Output every entry exactly as given.
** Start **
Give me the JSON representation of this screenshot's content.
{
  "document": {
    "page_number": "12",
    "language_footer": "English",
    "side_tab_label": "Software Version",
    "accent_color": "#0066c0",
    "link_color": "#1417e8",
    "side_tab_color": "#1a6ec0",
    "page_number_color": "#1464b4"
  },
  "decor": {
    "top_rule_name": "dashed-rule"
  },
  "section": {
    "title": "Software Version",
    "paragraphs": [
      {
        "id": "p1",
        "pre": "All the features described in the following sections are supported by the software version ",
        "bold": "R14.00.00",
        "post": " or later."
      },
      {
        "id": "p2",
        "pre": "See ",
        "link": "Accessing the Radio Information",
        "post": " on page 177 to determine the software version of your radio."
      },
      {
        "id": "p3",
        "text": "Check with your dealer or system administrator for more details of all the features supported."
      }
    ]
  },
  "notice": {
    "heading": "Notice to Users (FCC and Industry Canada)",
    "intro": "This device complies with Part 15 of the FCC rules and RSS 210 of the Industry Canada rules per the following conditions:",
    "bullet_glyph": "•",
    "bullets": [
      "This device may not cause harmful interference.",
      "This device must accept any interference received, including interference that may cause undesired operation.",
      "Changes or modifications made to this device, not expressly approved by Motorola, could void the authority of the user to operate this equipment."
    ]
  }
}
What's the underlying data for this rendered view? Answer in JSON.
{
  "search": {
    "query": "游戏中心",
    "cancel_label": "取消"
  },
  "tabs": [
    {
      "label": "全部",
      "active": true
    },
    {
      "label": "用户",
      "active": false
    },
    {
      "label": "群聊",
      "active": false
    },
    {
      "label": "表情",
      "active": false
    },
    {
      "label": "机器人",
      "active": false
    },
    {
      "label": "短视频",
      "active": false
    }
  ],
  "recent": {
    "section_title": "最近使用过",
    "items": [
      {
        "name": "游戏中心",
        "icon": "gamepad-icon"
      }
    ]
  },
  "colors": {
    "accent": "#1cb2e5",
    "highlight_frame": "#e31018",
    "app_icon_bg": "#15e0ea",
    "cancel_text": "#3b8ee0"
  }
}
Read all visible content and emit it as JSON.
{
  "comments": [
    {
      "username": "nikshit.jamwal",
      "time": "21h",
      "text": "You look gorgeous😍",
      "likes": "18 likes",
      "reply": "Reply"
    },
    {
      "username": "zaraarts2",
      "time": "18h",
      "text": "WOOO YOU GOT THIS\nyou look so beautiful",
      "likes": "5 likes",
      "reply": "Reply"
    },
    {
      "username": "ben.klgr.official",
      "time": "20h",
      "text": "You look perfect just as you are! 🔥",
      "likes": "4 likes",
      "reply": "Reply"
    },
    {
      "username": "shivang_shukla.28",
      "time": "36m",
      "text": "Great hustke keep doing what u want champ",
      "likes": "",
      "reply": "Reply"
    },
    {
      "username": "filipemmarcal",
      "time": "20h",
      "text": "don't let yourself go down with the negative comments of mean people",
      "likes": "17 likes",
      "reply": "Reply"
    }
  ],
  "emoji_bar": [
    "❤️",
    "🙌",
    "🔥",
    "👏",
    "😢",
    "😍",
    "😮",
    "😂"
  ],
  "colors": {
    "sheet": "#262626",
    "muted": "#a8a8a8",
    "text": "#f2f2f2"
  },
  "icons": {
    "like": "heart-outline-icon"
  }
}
** End **
§ **Answer to this exercise**
Give me the JSON representation of this screenshot's content.
{
  "document": {
    "page_number": "12",
    "language_footer": "English",
    "side_tab_label": "Software Version",
    "accent_color": "#0066c0",
    "link_color": "#1417e8",
    "side_tab_color": "#1a6ec0",
    "page_number_color": "#1464b4"
  },
  "decor": {
    "top_rule_name": "dashed-rule"
  },
  "section": {
    "title": "Software Version",
    "paragraphs": [
      {
        "id": "p1",
        "pre": "All the features described in the following sections are supported by the software version ",
        "bold": "R14.00.00",
        "post": " or later."
      },
      {
        "id": "p2",
        "pre": "See ",
        "link": "Accessing the Radio Information",
        "post": " on page 177 to determine the software version of your radio."
      },
      {
        "id": "p3",
        "text": "Check with your dealer or system administrator for more details of all the features supported."
      }
    ]
  },
  "notice": {
    "heading": "Notice to Users (FCC and Industry Canada)",
    "intro": "This device complies with Part 15 of the FCC rules and RSS 210 of the Industry Canada rules per the following conditions:",
    "bullet_glyph": "•",
    "bullets": [
      "This device may not cause harmful interference.",
      "This device must accept any interference received, including interference that may cause undesired operation.",
      "Changes or modifications made to this device, not expressly approved by Motorola, could void the authority of the user to operate this equipment."
    ]
  }
}
What's the underlying data for this rendered view? Answer in JSON.
{
  "search": {
    "query": "游戏中心",
    "cancel_label": "取消"
  },
  "tabs": [
    {
      "label": "全部",
      "active": true
    },
    {
      "label": "用户",
      "active": false
    },
    {
      "label": "群聊",
      "active": false
    },
    {
      "label": "表情",
      "active": false
    },
    {
      "label": "机器人",
      "active": false
    },
    {
      "label": "短视频",
      "active": false
    }
  ],
  "recent": {
    "section_title": "最近使用过",
    "items": [
      {
        "name": "游戏中心",
        "icon": "gamepad-icon"
      }
    ]
  },
  "colors": {
    "accent": "#1cb2e5",
    "highlight_frame": "#e31018",
    "app_icon_bg": "#15e0ea",
    "cancel_text": "#3b8ee0"
  }
}
Read all visible content and emit it as JSON.
{
  "comments": [
    {
      "username": "nikshit.jamwal",
      "time": "21h",
      "text": "You look gorgeous😍",
      "likes": "18 likes",
      "reply": "Reply"
    },
    {
      "username": "zaraarts2",
      "time": "18h",
      "text": "WOOO YOU GOT THIS\nyou look so beautiful",
      "likes": "5 likes",
      "reply": "Reply"
    },
    {
      "username": "ben.klgr.official",
      "time": "20h",
      "text": "You look perfect just as you are! 🔥",
      "likes": "4 likes",
      "reply": "Reply"
    },
    {
      "username": "shivang_shukla.28",
      "time": "36m",
      "text": "Great hustke keep doing what u want champ",
      "likes": "",
      "reply": "Reply"
    },
    {
      "username": "filipemmarcal",
      "time": "20h",
      "text": "don't let yourself go down with the negative comments of mean people",
      "likes": "17 likes",
      "reply": "Reply"
    }
  ],
  "emoji_bar": [
    "❤️",
    "🙌",
    "🔥",
    "👏",
    "😢",
    "😍",
    "😮",
    "😂"
  ],
  "colors": {
    "sheet": "#262626",
    "muted": "#a8a8a8",
    "text": "#f2f2f2"
  },
  "icons": {
    "like": "heart-outline-icon"
  }
}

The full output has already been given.